(Excerpt from a dataset)
——

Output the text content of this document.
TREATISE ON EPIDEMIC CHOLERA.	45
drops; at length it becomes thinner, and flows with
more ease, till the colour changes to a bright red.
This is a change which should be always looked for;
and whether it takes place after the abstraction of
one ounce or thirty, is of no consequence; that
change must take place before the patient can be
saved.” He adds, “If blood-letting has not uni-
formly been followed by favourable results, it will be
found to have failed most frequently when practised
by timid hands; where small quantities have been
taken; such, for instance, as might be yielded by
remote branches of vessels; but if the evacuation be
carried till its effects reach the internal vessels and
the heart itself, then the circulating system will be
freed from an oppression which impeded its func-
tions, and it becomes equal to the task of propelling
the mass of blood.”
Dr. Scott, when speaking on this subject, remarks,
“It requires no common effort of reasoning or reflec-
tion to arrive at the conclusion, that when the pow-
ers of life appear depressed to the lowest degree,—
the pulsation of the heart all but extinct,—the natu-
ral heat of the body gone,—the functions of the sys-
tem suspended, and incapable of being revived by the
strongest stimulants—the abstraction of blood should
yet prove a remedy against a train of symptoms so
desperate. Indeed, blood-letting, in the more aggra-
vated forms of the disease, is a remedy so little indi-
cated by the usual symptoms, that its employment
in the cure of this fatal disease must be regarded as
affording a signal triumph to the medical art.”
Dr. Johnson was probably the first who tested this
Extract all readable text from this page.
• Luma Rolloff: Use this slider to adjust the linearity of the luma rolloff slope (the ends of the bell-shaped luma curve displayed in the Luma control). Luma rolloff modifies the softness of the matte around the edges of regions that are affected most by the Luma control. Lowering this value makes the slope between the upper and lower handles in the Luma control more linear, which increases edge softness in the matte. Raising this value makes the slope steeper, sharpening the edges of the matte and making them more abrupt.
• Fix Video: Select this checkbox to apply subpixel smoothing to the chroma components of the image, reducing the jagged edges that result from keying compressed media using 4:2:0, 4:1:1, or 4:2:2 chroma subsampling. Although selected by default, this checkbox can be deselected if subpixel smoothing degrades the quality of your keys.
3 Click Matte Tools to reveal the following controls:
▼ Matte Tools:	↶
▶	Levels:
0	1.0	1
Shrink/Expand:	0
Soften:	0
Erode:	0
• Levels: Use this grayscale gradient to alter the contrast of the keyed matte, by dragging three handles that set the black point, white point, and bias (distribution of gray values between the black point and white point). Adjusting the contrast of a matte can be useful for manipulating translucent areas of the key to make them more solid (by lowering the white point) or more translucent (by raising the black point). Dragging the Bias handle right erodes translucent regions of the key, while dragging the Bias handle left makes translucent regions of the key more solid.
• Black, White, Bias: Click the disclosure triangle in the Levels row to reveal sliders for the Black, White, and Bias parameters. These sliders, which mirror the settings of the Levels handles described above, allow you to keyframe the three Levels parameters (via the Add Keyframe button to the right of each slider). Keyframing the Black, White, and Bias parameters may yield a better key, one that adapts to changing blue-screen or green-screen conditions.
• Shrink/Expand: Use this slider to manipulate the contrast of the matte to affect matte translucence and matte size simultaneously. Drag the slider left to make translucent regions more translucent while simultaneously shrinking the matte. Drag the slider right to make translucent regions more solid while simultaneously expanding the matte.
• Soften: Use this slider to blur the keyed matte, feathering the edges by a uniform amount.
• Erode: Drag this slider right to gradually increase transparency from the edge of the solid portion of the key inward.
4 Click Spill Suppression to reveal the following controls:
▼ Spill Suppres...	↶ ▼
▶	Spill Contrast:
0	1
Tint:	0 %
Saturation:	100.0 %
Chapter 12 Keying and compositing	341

——

The records above should be repeated in full, exactly as given.

_Finished exercise_
Output the text content of this document.
TREATISE ON EPIDEMIC CHOLERA.	45
drops; at length it becomes thinner, and flows with
more ease, till the colour changes to a bright red.
This is a change which should be always looked for;
and whether it takes place after the abstraction of
one ounce or thirty, is of no consequence; that
change must take place before the patient can be
saved.” He adds, “If blood-letting has not uni-
formly been followed by favourable results, it will be
found to have failed most frequently when practised
by timid hands; where small quantities have been
taken; such, for instance, as might be yielded by
remote branches of vessels; but if the evacuation be
carried till its effects reach the internal vessels and
the heart itself, then the circulating system will be
freed from an oppression which impeded its func-
tions, and it becomes equal to the task of propelling
the mass of blood.”
Dr. Scott, when speaking on this subject, remarks,
“It requires no common effort of reasoning or reflec-
tion to arrive at the conclusion, that when the pow-
ers of life appear depressed to the lowest degree,—
the pulsation of the heart all but extinct,—the natu-
ral heat of the body gone,—the functions of the sys-
tem suspended, and incapable of being revived by the
strongest stimulants—the abstraction of blood should
yet prove a remedy against a train of symptoms so
desperate. Indeed, blood-letting, in the more aggra-
vated forms of the disease, is a remedy so little indi-
cated by the usual symptoms, that its employment
in the cure of this fatal disease must be regarded as
affording a signal triumph to the medical art.”
Dr. Johnson was probably the first who tested this
Extract all readable text from this page.
• Luma Rolloff: Use this slider to adjust the linearity of the luma rolloff slope (the ends of the bell-shaped luma curve displayed in the Luma control). Luma rolloff modifies the softness of the matte around the edges of regions that are affected most by the Luma control. Lowering this value makes the slope between the upper and lower handles in the Luma control more linear, which increases edge softness in the matte. Raising this value makes the slope steeper, sharpening the edges of the matte and making them more abrupt.
• Fix Video: Select this checkbox to apply subpixel smoothing to the chroma components of the image, reducing the jagged edges that result from keying compressed media using 4:2:0, 4:1:1, or 4:2:2 chroma subsampling. Although selected by default, this checkbox can be deselected if subpixel smoothing degrades the quality of your keys.
3 Click Matte Tools to reveal the following controls:
▼ Matte Tools:	↶
▶	Levels:
0	1.0	1
Shrink/Expand:	0
Soften:	0
Erode:	0
• Levels: Use this grayscale gradient to alter the contrast of the keyed matte, by dragging three handles that set the black point, white point, and bias (distribution of gray values between the black point and white point). Adjusting the contrast of a matte can be useful for manipulating translucent areas of the key to make them more solid (by lowering the white point) or more translucent (by raising the black point). Dragging the Bias handle right erodes translucent regions of the key, while dragging the Bias handle left makes translucent regions of the key more solid.
• Black, White, Bias: Click the disclosure triangle in the Levels row to reveal sliders for the Black, White, and Bias parameters. These sliders, which mirror the settings of the Levels handles described above, allow you to keyframe the three Levels parameters (via the Add Keyframe button to the right of each slider). Keyframing the Black, White, and Bias parameters may yield a better key, one that adapts to changing blue-screen or green-screen conditions.
• Shrink/Expand: Use this slider to manipulate the contrast of the matte to affect matte translucence and matte size simultaneously. Drag the slider left to make translucent regions more translucent while simultaneously shrinking the matte. Drag the slider right to make translucent regions more solid while simultaneously expanding the matte.
• Soften: Use this slider to blur the keyed matte, feathering the edges by a uniform amount.
• Erode: Drag this slider right to gradually increase transparency from the edge of the solid portion of the key inward.
4 Click Spill Suppression to reveal the following controls:
▼ Spill Suppres...	↶ ▼
▶	Spill Contrast:
0	1
Tint:	0 %
Saturation:	100.0 %
Chapter 12 Keying and compositing	341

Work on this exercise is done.